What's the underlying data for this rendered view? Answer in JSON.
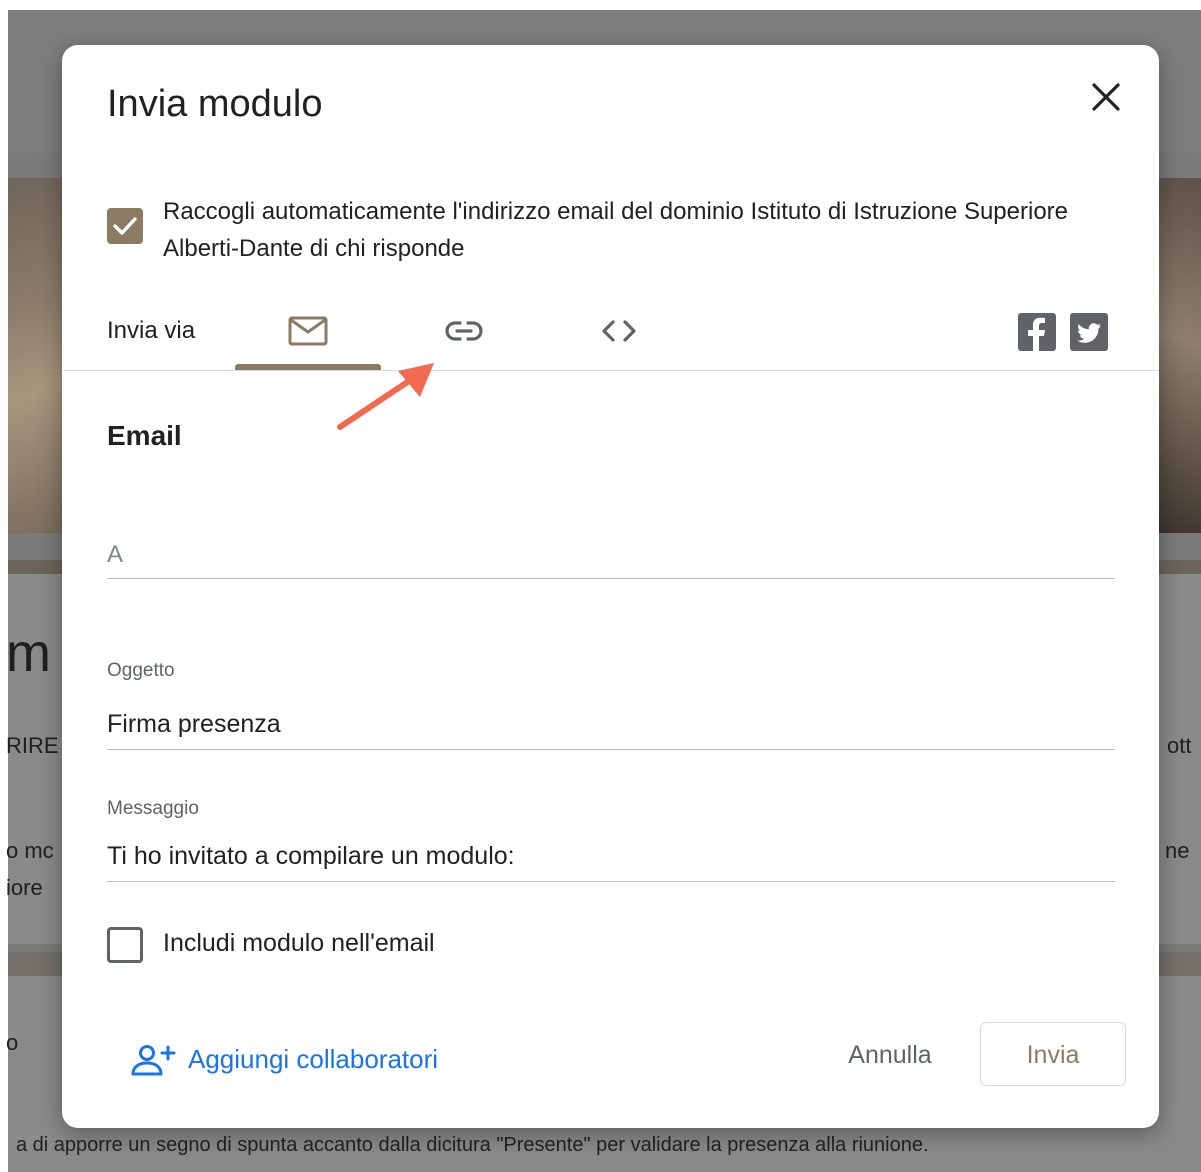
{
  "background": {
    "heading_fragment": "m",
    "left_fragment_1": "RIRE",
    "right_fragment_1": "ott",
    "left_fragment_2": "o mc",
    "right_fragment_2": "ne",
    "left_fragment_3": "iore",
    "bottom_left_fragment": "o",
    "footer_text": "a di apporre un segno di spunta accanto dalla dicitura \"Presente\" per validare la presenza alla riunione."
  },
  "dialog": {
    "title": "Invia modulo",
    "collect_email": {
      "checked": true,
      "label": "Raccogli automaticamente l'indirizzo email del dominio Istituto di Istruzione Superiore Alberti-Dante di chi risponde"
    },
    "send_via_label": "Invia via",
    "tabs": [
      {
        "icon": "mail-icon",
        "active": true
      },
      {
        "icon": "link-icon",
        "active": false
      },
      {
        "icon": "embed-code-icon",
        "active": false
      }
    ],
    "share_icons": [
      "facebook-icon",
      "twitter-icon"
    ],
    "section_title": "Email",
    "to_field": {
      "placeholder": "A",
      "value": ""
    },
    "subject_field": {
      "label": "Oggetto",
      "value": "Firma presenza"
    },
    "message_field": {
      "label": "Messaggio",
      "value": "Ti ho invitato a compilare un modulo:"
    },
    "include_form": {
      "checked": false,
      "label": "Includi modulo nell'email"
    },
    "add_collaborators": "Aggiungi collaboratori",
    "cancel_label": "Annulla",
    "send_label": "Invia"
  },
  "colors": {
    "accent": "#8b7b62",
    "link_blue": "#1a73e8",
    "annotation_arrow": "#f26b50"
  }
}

--

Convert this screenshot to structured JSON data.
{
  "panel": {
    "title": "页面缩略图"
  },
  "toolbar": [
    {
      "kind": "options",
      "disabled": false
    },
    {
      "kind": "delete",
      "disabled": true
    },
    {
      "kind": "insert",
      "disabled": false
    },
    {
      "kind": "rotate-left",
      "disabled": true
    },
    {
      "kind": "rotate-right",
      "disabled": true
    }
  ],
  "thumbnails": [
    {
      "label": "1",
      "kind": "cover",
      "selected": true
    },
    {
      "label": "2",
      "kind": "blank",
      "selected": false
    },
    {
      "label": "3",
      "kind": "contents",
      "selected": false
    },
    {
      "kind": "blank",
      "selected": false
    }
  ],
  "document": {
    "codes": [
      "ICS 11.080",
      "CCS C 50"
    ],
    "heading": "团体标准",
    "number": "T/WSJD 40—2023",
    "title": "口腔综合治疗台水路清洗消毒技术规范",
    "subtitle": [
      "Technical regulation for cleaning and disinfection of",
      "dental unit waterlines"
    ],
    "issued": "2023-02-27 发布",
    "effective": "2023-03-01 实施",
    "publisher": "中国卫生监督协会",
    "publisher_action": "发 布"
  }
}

## TASK DETAILS
Look through the lines above and collect those with the word "kind".

## ANSWER TO THE PROBLEM
      "kind": "options",
      "kind": "delete",
      "kind": "insert",
      "kind": "rotate-left",
      "kind": "rotate-right",
      "kind": "cover",
      "kind": "blank",
      "kind": "contents",
      "kind": "blank",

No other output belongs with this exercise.